» **Given data**
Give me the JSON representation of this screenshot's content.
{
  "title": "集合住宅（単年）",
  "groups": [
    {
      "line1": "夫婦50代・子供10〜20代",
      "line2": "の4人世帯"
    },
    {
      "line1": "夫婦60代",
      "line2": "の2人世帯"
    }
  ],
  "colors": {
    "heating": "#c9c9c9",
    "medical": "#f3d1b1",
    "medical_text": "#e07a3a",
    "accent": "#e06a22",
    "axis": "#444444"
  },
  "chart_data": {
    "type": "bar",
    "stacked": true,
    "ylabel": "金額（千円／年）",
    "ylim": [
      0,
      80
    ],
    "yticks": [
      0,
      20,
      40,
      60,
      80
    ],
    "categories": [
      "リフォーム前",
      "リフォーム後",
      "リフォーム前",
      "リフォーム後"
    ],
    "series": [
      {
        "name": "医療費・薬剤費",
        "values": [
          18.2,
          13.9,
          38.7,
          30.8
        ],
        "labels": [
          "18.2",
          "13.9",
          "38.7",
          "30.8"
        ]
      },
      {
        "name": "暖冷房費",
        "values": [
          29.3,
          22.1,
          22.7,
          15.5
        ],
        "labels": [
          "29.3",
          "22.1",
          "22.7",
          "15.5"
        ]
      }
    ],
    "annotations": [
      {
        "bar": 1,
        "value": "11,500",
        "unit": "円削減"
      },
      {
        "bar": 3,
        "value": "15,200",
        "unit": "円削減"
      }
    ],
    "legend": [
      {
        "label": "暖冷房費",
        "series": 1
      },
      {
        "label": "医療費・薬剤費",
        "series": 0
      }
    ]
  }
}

» **To do**
The records above must be output exactly, in full.

» **Result for this exercise**
Give me the JSON representation of this screenshot's content.
{
  "title": "集合住宅（単年）",
  "groups": [
    {
      "line1": "夫婦50代・子供10〜20代",
      "line2": "の4人世帯"
    },
    {
      "line1": "夫婦60代",
      "line2": "の2人世帯"
    }
  ],
  "colors": {
    "heating": "#c9c9c9",
    "medical": "#f3d1b1",
    "medical_text": "#e07a3a",
    "accent": "#e06a22",
    "axis": "#444444"
  },
  "chart_data": {
    "type": "bar",
    "stacked": true,
    "ylabel": "金額（千円／年）",
    "ylim": [
      0,
      80
    ],
    "yticks": [
      0,
      20,
      40,
      60,
      80
    ],
    "categories": [
      "リフォーム前",
      "リフォーム後",
      "リフォーム前",
      "リフォーム後"
    ],
    "series": [
      {
        "name": "医療費・薬剤費",
        "values": [
          18.2,
          13.9,
          38.7,
          30.8
        ],
        "labels": [
          "18.2",
          "13.9",
          "38.7",
          "30.8"
        ]
      },
      {
        "name": "暖冷房費",
        "values": [
          29.3,
          22.1,
          22.7,
          15.5
        ],
        "labels": [
          "29.3",
          "22.1",
          "22.7",
          "15.5"
        ]
      }
    ],
    "annotations": [
      {
        "bar": 1,
        "value": "11,500",
        "unit": "円削減"
      },
      {
        "bar": 3,
        "value": "15,200",
        "unit": "円削減"
      }
    ],
    "legend": [
      {
        "label": "暖冷房費",
        "series": 1
      },
      {
        "label": "医療費・薬剤費",
        "series": 0
      }
    ]
  }
}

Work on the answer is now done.